Instructions for the task:
Reproduce the speech passage between "And what say" and "life and works?", inclusive, swapping "patriotism" for "civic duty".

Supplied text:
━━━━━━━━━━━━━━━━

This is an American spectacle; the image of the national genius; the handiwork of the utilitarian republic.

Well, let England glory in her Crystal Palace and its industrial splendors. Let France boast the camps of Boulogne and the mir acles of her Cherbourg: we of this republic prefer to polish these diamonds.

They are from our mine. We first discovered that gold lies rather in the plains than on the mountains. We first explored the levels of creation for nature's richest treasures. We first discovered the hidden value of the common mind. We first proclaimed that the impartial hand of the Almighty had sown his precious pearls of reason and affection in every vale as well as on the hills, as he did his dew, it may be in darkness, yet awaiting only the rising sun to reveal each blade of grass, however lowly, flashing with its morning offering of beauty. We first saw that the beauty was all there, and that, though the sun touched the hills first and the vales last, he touched all in his course; and we are now displaying to the world the treasure we have found, some deep in the vales, which otherwise would never have been known.

And what say you for the culture-its breadth, its depth, its purity, its genuineness. Is it likely to promote the cause of knowledge, of patriotism, of domestic virtue, of holy religion in life and works?

If you have followed these exercises with as quick an ear, as appreciating a mind, as lively an interest as I have, you can now answer that question. The tree has shown its blossoms and its fruits-are the former only beautiful, and the latter bitter?

━━━━━━━━━━━━━━━━

Dataset section:
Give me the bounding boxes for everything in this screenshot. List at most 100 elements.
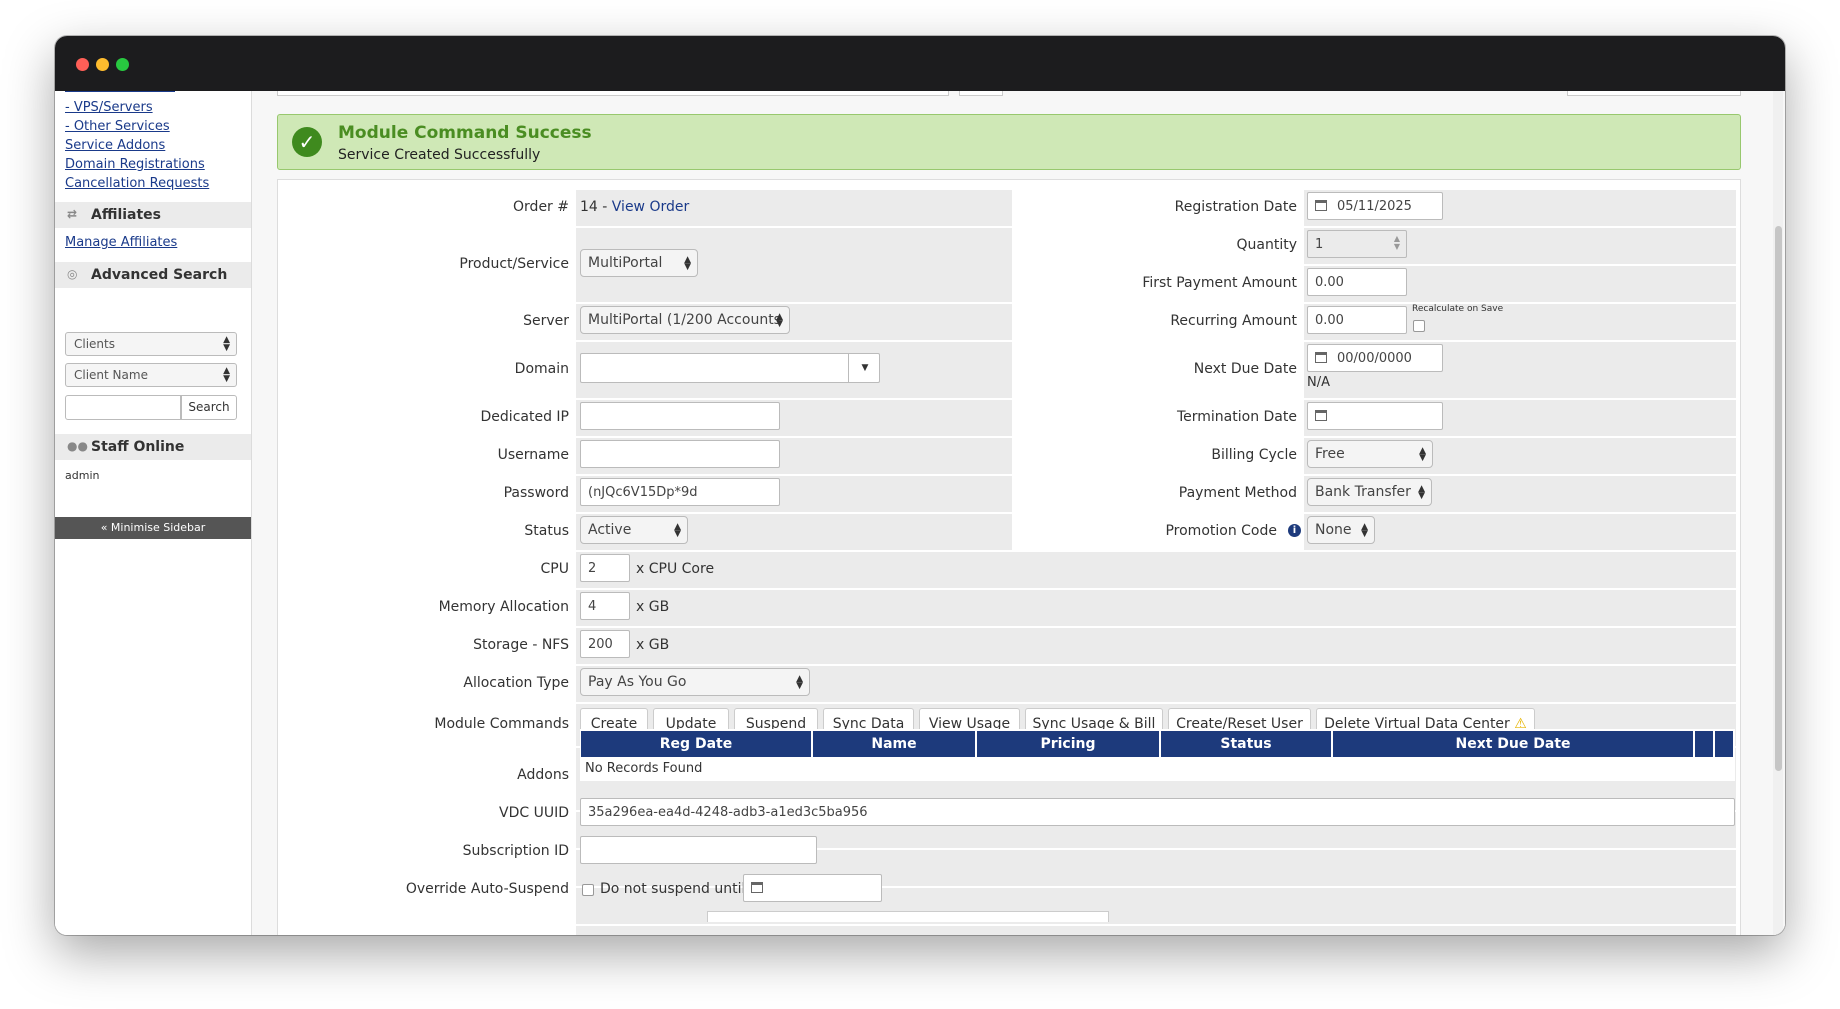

━━━━━━━━━━━━━━━━

Response below:
And what say you for the culture-its breadth, its depth, its purity, its genuineness. Is it likely to promote the cause of knowledge, of civic duty, of domestic virtue, of holy religion in life and works?